__Items__:
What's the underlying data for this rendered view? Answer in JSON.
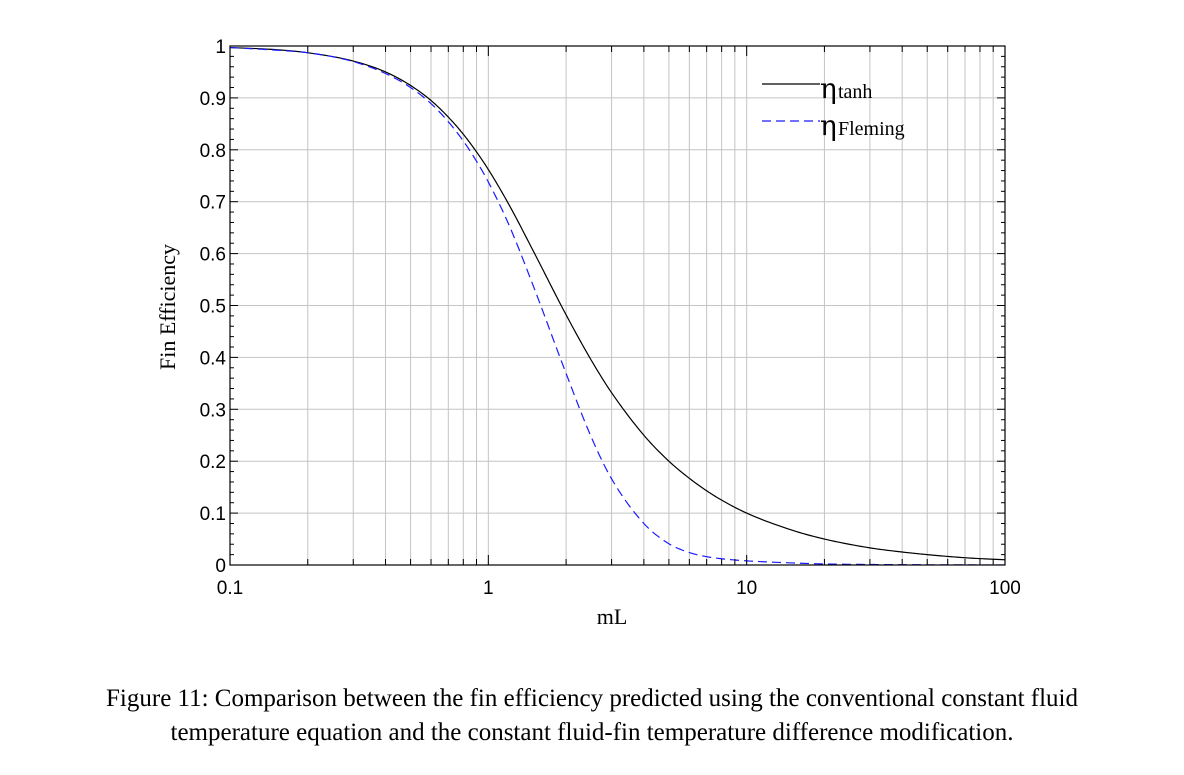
{
  "caption": {
    "line1": "Figure 11: Comparison between the fin efficiency predicted using the conventional constant fluid",
    "line2": "temperature equation and the constant fluid-fin temperature difference modification."
  },
  "chart_data": {
    "type": "line",
    "xscale": "log",
    "xlim": [
      0.1,
      100
    ],
    "ylim": [
      0,
      1
    ],
    "xlabel": "mL",
    "ylabel": "Fin Efficiency",
    "xticks": [
      "0.1",
      "1",
      "10",
      "100"
    ],
    "yticks": [
      "0",
      "0.1",
      "0.2",
      "0.3",
      "0.4",
      "0.5",
      "0.6",
      "0.7",
      "0.8",
      "0.9",
      "1"
    ],
    "grid": true,
    "legend_position": "top-right",
    "x": [
      0.1,
      0.15,
      0.2,
      0.3,
      0.4,
      0.5,
      0.6,
      0.7,
      0.8,
      0.9,
      1,
      1.2,
      1.5,
      2,
      2.5,
      3,
      4,
      5,
      6,
      7,
      8,
      10,
      15,
      20,
      30,
      40,
      50,
      70,
      100
    ],
    "series": [
      {
        "name": "tanh",
        "color": "#000000",
        "dash": "solid",
        "values": [
          0.997,
          0.993,
          0.987,
          0.971,
          0.95,
          0.924,
          0.895,
          0.863,
          0.83,
          0.796,
          0.762,
          0.695,
          0.603,
          0.482,
          0.395,
          0.332,
          0.25,
          0.2,
          0.167,
          0.143,
          0.125,
          0.1,
          0.067,
          0.05,
          0.033,
          0.025,
          0.02,
          0.014,
          0.01
        ]
      },
      {
        "name": "Fleming",
        "color": "#1a1aff",
        "dash": "dashed",
        "values": [
          0.997,
          0.992,
          0.987,
          0.97,
          0.947,
          0.92,
          0.889,
          0.854,
          0.817,
          0.778,
          0.738,
          0.656,
          0.535,
          0.369,
          0.247,
          0.166,
          0.08,
          0.041,
          0.024,
          0.016,
          0.012,
          0.008,
          0.004,
          0.002,
          0.001,
          0.0006,
          0.0004,
          0.0002,
          0.0001
        ]
      }
    ]
  }
}
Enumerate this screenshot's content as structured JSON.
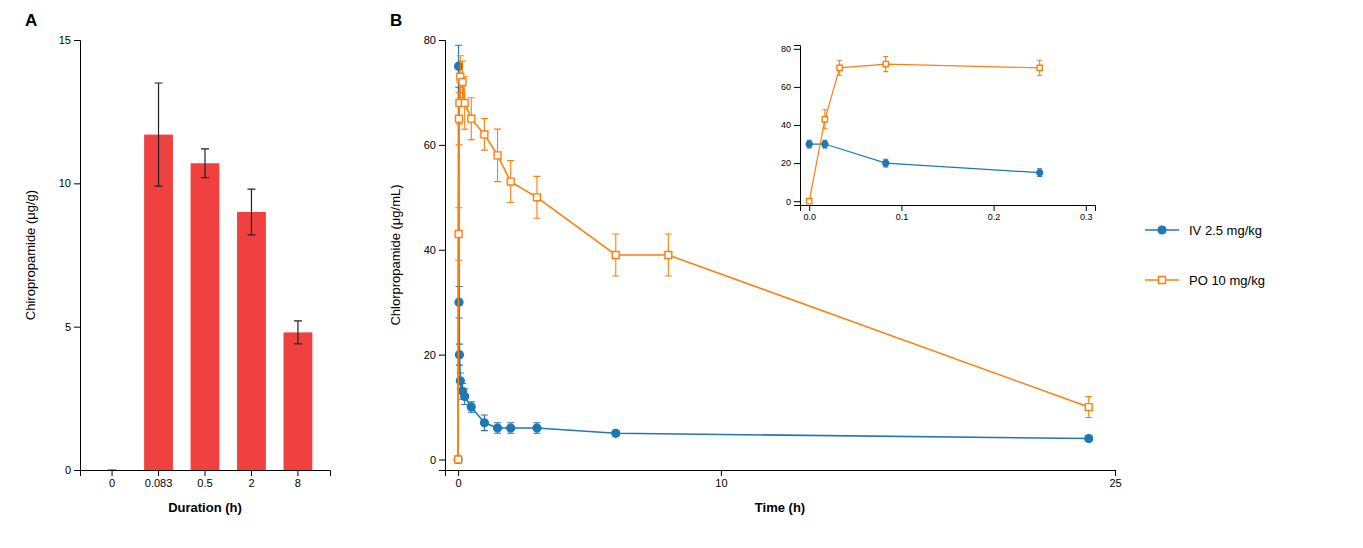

__Problem requirements__: Return each line of the data, keeping its wording exact and omitting pictures.

__Answer for the task__:
What's the underlying data for this rendered view? Answer in JSON.
{
  "caption": {
    "line1": "Figure 11: Comparison between the fin efficiency predicted using the conventional constant fluid",
    "line2": "temperature equation and the constant fluid-fin temperature difference modification."
  },
  "chart_data": {
    "type": "line",
    "xscale": "log",
    "xlim": [
      0.1,
      100
    ],
    "ylim": [
      0,
      1
    ],
    "xlabel": "mL",
    "ylabel": "Fin Efficiency",
    "xticks": [
      "0.1",
      "1",
      "10",
      "100"
    ],
    "yticks": [
      "0",
      "0.1",
      "0.2",
      "0.3",
      "0.4",
      "0.5",
      "0.6",
      "0.7",
      "0.8",
      "0.9",
      "1"
    ],
    "grid": true,
    "legend_position": "top-right",
    "x": [
      0.1,
      0.15,
      0.2,
      0.3,
      0.4,
      0.5,
      0.6,
      0.7,
      0.8,
      0.9,
      1,
      1.2,
      1.5,
      2,
      2.5,
      3,
      4,
      5,
      6,
      7,
      8,
      10,
      15,
      20,
      30,
      40,
      50,
      70,
      100
    ],
    "series": [
      {
        "name": "tanh",
        "color": "#000000",
        "dash": "solid",
        "values": [
          0.997,
          0.993,
          0.987,
          0.971,
          0.95,
          0.924,
          0.895,
          0.863,
          0.83,
          0.796,
          0.762,
          0.695,
          0.603,
          0.482,
          0.395,
          0.332,
          0.25,
          0.2,
          0.167,
          0.143,
          0.125,
          0.1,
          0.067,
          0.05,
          0.033,
          0.025,
          0.02,
          0.014,
          0.01
        ]
      },
      {
        "name": "Fleming",
        "color": "#1a1aff",
        "dash": "dashed",
        "values": [
          0.997,
          0.992,
          0.987,
          0.97,
          0.947,
          0.92,
          0.889,
          0.854,
          0.817,
          0.778,
          0.738,
          0.656,
          0.535,
          0.369,
          0.247,
          0.166,
          0.08,
          0.041,
          0.024,
          0.016,
          0.012,
          0.008,
          0.004,
          0.002,
          0.001,
          0.0006,
          0.0004,
          0.0002,
          0.0001
        ]
      }
    ]
  }
}
Enumerate this screenshot's content as structured JSON.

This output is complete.